_Written request_. Write the next part of the Pacemaker mailing-list thread about the ping race condition, starting right after its last line.

* begin Document extract *

[Pacemaker] resource moving unnecessarily due to ping race condition

Tue Sep 27 02:57:50 UTC 2011

On Mon, Sep 26, 2011 at 10:57 PM, Brad Johnson <bjohnson at ecessa.com> wrote:
> I agree that the patch assumes the use of "pingd" for the attribute name,
> and there may be a better way of coding that. However, I don't see how
> setting dampen=0 fixes our problem.  The problem occurs when a ping node
> becomes inaccessible to all nodes in the cluster (it is rebooted for
> example). Without giving any timing advantage to the currently active node,

The patch doesn't do this though.

> it is essentially just a race between the nodes to see who notices the
> outage first and can update the attribute fastest.

Now I'm confused.

You said "we do not want the other node to be able to challenge us to
an immediate score comparison".
dampen=0 does the same thing as the patch... it tells attrd to update
the CIB immediately, without waiting to give everyone a chance to
notice the change in connectivity too.

> The result is we see
> fail-over when the ping node goes down, and fail-back when it comes back up.
> The fact is that dampening alone does not solve this. Which is why we use a
> resource agent that uses selective dampening based on where the resource is
> running.
>
> On 09/25/2011 08:58 PM, Andrew Beekhof wrote:
>>
>> On Fri, Sep 23, 2011 at 9:53 PM, Brad Johnson<bjohnson at ecessa.com>  wrote:
>>>
>>> Yes, but the patch only affects the pingd attribute.
>>
>> Use of the name 'pingd' isnt mandatory though.
>>
>>> And we do not want the
>>> other node to be able to challenge us to an immediate score comparison.
>>> That
>>> is the whole idea behind the fping OCF resource agent we are using, to
>>> give
>>> the timing advantage to the node currently running the resource by
>>> delaying
>>> rising scores on the idle, and falling scores on the active node.

* end Document extract *
* begin Material *

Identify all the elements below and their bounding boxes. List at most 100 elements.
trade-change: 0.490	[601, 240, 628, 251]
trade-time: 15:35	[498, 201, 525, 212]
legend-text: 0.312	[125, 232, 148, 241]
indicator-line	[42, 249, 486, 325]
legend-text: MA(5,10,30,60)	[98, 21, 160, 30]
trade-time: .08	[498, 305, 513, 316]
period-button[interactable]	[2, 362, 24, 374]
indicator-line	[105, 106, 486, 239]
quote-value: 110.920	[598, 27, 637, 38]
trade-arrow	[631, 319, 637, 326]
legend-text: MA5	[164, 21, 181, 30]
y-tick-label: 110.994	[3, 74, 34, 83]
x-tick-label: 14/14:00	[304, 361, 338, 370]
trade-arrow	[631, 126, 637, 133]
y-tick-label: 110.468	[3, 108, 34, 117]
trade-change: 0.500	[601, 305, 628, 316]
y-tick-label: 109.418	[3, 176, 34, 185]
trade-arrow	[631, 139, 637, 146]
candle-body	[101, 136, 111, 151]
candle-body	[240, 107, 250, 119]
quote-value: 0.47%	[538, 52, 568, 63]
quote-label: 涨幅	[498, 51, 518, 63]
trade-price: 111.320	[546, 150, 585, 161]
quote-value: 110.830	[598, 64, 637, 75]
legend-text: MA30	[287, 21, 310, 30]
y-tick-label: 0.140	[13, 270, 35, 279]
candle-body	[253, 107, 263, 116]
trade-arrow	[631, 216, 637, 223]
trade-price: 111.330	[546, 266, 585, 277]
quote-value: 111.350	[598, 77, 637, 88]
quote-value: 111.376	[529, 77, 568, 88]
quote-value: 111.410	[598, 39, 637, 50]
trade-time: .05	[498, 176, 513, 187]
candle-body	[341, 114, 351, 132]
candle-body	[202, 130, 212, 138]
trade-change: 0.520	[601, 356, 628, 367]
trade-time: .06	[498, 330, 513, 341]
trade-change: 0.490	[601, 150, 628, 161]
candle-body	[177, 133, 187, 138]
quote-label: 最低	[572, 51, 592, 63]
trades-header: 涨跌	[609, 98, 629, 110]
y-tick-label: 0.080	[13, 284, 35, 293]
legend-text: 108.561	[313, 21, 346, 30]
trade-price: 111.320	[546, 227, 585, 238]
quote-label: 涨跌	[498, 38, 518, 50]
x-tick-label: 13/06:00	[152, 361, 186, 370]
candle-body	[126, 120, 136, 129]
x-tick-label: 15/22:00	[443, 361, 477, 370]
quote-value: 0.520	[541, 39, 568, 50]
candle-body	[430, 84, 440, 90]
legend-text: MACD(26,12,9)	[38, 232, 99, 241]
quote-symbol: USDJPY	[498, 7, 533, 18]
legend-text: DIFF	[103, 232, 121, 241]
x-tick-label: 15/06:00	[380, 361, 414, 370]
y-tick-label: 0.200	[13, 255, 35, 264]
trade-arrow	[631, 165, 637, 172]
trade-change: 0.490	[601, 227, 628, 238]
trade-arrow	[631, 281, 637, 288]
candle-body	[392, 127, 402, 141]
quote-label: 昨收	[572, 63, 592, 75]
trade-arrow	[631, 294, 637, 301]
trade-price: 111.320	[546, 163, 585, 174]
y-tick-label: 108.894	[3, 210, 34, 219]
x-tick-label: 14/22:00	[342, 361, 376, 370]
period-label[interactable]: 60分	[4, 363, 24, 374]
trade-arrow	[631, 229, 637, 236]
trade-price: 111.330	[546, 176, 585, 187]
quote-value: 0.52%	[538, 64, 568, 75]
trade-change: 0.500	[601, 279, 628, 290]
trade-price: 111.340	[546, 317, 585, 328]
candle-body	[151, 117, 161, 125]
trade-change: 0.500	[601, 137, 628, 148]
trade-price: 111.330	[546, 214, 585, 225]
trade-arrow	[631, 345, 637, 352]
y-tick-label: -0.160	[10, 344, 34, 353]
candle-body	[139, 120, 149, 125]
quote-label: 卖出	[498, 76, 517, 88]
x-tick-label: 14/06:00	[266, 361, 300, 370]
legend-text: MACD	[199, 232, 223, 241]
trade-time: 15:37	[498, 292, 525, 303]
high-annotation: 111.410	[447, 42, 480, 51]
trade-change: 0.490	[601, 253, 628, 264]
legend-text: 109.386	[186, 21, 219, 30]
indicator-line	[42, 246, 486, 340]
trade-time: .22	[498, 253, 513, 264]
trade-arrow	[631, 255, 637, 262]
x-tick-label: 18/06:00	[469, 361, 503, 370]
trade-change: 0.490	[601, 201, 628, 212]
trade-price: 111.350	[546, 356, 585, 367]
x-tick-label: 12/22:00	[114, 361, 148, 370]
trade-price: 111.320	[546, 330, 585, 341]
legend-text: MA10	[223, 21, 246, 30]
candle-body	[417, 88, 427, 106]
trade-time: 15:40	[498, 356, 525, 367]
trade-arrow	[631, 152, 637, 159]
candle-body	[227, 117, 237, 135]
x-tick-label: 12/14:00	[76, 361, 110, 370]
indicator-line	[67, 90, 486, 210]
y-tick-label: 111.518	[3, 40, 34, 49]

* end Material *

_The response_.
>>
>> Why not just set dampen=0?
>>
>>> On 09/22/2011 09:10 PM, Andrew Beekhof wrote:
>>>>
>>>> On Tue, Sep 20, 2011 at 10:34 PM, Brad Johnson<bjohnson at ecessa.com>
>>>>  wrote:
>>>>>
>>>>> It is not necessarily the case that the outside world can't reach the
>>>>> cluster. Ours is a multi-homed device connecting to multiple WANs and
>>>>> LANs.
>>>>> We want the device with the best connectivity to be the active device.
>>>>> To
>>>>> get around the problem of failovers occurring when a ping node reboots
>>>>> for
>>>>> example, I have written an fping OCF RA that uses different dampening
>>>>> delays
>>>>> based on if it is running on the active or idle device. I have also
>>>>> patched
>>>>> pacemaker attrd.c to fix it so it doesn't send an immediate update when
>>>>> it
>>>>> receives a flush message from the other node. This was causing it to
>>>>> ignore
>>>>> any running delay timer.
>>>>
>>>> Thats the point of the flush message though.  So that all nodes write
>>>> their current value at the same time.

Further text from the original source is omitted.